_DATA:_
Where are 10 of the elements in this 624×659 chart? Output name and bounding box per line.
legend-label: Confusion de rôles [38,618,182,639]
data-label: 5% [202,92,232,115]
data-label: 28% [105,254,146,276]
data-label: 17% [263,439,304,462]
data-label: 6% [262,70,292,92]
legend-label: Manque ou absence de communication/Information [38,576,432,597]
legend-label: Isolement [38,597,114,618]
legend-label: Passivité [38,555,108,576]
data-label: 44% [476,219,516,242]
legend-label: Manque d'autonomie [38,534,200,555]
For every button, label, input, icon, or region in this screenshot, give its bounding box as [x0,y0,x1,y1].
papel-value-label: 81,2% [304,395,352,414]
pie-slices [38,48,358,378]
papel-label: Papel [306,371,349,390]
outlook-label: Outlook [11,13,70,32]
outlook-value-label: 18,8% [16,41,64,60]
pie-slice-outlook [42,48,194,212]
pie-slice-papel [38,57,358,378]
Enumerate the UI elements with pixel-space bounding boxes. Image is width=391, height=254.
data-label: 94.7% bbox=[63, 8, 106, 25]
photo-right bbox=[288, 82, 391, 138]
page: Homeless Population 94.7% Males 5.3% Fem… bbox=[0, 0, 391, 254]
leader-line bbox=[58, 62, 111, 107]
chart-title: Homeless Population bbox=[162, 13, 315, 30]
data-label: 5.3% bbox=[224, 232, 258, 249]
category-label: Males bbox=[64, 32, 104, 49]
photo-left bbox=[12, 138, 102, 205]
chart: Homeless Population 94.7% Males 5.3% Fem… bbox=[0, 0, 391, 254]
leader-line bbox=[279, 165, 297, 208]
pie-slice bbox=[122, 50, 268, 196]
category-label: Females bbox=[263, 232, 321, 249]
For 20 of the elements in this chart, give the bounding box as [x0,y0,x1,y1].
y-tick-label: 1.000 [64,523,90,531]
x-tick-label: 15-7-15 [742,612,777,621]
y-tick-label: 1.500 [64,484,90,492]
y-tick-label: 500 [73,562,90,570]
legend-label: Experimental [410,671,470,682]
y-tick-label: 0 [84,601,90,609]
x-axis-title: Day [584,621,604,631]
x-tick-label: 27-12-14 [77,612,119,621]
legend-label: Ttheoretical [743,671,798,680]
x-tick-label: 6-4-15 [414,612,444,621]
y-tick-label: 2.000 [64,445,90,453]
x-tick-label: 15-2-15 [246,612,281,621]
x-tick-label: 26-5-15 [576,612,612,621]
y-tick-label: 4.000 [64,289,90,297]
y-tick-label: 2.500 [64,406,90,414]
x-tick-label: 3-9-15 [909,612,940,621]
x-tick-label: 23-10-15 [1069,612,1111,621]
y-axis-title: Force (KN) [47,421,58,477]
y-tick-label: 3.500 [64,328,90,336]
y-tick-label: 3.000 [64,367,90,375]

_WHAT THE EXERCISE ASKS:_ List every line of the records above that contains the string "bounding", copying each line in full.

_TASK RESPONSE:_
Where are 10 of the elements in this 624×659 chart? Output name and bounding box per line.
For every button, label, input, icon, or region in this screenshot, give its bounding box as [x0,y0,x1,y1].
Enumerate the UI elements with pixel-space bounding boxes. Image is width=391, height=254.
For 20 of the elements in this chart, give the bounding box as [x0,y0,x1,y1].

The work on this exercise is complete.